■ Exercise material
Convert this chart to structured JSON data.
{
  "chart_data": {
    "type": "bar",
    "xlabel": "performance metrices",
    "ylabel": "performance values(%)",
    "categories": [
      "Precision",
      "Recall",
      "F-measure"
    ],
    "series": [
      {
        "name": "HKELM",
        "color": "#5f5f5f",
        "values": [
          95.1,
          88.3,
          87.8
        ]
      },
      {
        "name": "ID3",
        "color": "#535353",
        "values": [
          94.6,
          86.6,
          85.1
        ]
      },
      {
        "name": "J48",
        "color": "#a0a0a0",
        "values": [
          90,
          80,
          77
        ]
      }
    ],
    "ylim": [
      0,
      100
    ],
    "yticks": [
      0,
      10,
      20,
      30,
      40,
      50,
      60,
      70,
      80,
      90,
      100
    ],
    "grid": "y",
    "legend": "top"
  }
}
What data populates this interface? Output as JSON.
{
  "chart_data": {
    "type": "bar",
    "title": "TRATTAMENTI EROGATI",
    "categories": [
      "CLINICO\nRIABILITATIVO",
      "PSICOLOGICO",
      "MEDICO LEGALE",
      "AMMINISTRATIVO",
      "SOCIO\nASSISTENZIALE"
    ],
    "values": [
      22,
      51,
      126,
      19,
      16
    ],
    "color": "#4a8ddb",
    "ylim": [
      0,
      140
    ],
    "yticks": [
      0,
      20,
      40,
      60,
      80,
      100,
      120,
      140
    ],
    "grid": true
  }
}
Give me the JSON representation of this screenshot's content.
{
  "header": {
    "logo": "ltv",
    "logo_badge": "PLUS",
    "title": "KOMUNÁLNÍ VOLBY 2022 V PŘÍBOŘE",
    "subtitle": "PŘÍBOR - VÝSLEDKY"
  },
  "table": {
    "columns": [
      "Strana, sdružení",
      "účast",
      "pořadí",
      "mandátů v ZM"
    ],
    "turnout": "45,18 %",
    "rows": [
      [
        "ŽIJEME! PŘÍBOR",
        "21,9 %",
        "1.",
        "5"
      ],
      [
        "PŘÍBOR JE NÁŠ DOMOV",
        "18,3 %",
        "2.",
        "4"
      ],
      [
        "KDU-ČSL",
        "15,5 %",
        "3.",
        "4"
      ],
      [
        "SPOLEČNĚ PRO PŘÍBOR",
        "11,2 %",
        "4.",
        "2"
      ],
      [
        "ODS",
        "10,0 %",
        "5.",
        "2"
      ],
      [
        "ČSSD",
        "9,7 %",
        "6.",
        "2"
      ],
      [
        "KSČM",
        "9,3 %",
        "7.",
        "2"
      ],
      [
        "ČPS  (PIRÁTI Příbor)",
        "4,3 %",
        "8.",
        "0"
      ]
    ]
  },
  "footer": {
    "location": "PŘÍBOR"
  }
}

■ Exercise task
All lines holding the word "performance" should be picked out and copied.

■ Exercise output
    "xlabel": "performance metrices",
    "ylabel": "performance values(%)",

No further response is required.